- [Recorded data]:
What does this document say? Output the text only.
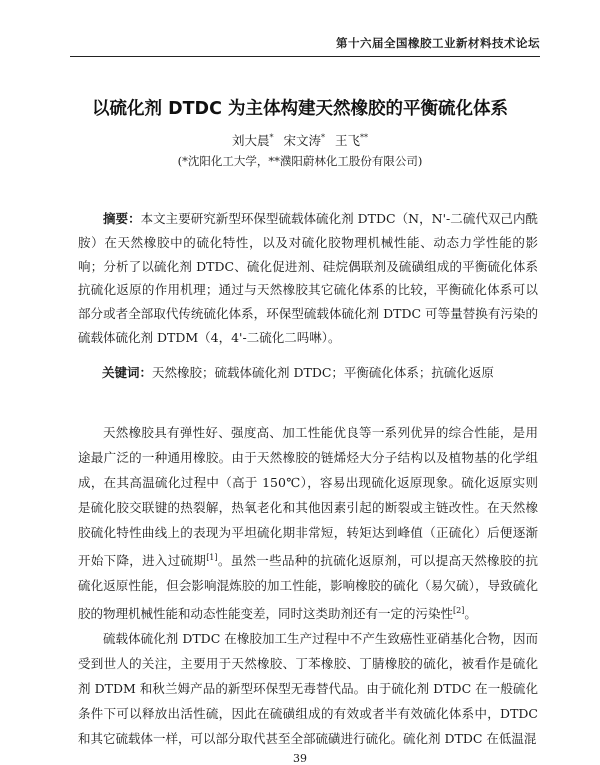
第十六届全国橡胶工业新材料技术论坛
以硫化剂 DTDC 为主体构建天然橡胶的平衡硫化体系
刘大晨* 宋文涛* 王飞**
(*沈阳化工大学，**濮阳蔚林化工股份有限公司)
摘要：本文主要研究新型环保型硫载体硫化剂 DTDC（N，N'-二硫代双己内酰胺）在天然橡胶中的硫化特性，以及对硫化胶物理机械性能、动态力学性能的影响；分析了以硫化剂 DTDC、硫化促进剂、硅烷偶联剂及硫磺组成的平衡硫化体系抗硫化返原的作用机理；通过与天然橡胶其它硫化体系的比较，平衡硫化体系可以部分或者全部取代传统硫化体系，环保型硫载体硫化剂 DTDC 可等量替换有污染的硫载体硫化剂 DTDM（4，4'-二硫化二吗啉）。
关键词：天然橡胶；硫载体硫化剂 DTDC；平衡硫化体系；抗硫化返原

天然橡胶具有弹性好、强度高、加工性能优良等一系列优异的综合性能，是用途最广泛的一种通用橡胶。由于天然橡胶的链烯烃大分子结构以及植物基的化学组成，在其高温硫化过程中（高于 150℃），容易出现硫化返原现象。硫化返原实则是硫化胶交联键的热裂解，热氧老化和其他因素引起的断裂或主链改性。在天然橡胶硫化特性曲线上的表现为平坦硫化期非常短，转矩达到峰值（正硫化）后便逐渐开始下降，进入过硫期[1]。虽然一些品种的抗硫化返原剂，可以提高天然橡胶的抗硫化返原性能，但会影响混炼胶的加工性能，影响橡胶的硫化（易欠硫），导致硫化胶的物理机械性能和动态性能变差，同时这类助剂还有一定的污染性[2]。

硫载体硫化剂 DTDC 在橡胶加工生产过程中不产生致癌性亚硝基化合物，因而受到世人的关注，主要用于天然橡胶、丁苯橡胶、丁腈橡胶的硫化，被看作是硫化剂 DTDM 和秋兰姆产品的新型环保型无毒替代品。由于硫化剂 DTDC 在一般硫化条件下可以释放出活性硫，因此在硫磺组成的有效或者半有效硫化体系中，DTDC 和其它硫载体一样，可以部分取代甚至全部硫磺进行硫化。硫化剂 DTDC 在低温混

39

- [Set problem]: Reproduce the material word for word, minus the images.

- [Exercise result]:
What does this document say? Output the text only.
第十六届全国橡胶工业新材料技术论坛
以硫化剂 DTDC 为主体构建天然橡胶的平衡硫化体系
刘大晨* 宋文涛* 王飞**
(*沈阳化工大学，**濮阳蔚林化工股份有限公司)
摘要：本文主要研究新型环保型硫载体硫化剂 DTDC（N，N'-二硫代双己内酰胺）在天然橡胶中的硫化特性，以及对硫化胶物理机械性能、动态力学性能的影响；分析了以硫化剂 DTDC、硫化促进剂、硅烷偶联剂及硫磺组成的平衡硫化体系抗硫化返原的作用机理；通过与天然橡胶其它硫化体系的比较，平衡硫化体系可以部分或者全部取代传统硫化体系，环保型硫载体硫化剂 DTDC 可等量替换有污染的硫载体硫化剂 DTDM（4，4'-二硫化二吗啉）。
关键词：天然橡胶；硫载体硫化剂 DTDC；平衡硫化体系；抗硫化返原

天然橡胶具有弹性好、强度高、加工性能优良等一系列优异的综合性能，是用途最广泛的一种通用橡胶。由于天然橡胶的链烯烃大分子结构以及植物基的化学组成，在其高温硫化过程中（高于 150℃），容易出现硫化返原现象。硫化返原实则是硫化胶交联键的热裂解，热氧老化和其他因素引起的断裂或主链改性。在天然橡胶硫化特性曲线上的表现为平坦硫化期非常短，转矩达到峰值（正硫化）后便逐渐开始下降，进入过硫期[1]。虽然一些品种的抗硫化返原剂，可以提高天然橡胶的抗硫化返原性能，但会影响混炼胶的加工性能，影响橡胶的硫化（易欠硫），导致硫化胶的物理机械性能和动态性能变差，同时这类助剂还有一定的污染性[2]。

硫载体硫化剂 DTDC 在橡胶加工生产过程中不产生致癌性亚硝基化合物，因而受到世人的关注，主要用于天然橡胶、丁苯橡胶、丁腈橡胶的硫化，被看作是硫化剂 DTDM 和秋兰姆产品的新型环保型无毒替代品。由于硫化剂 DTDC 在一般硫化条件下可以释放出活性硫，因此在硫磺组成的有效或者半有效硫化体系中，DTDC 和其它硫载体一样，可以部分取代甚至全部硫磺进行硫化。硫化剂 DTDC 在低温混

39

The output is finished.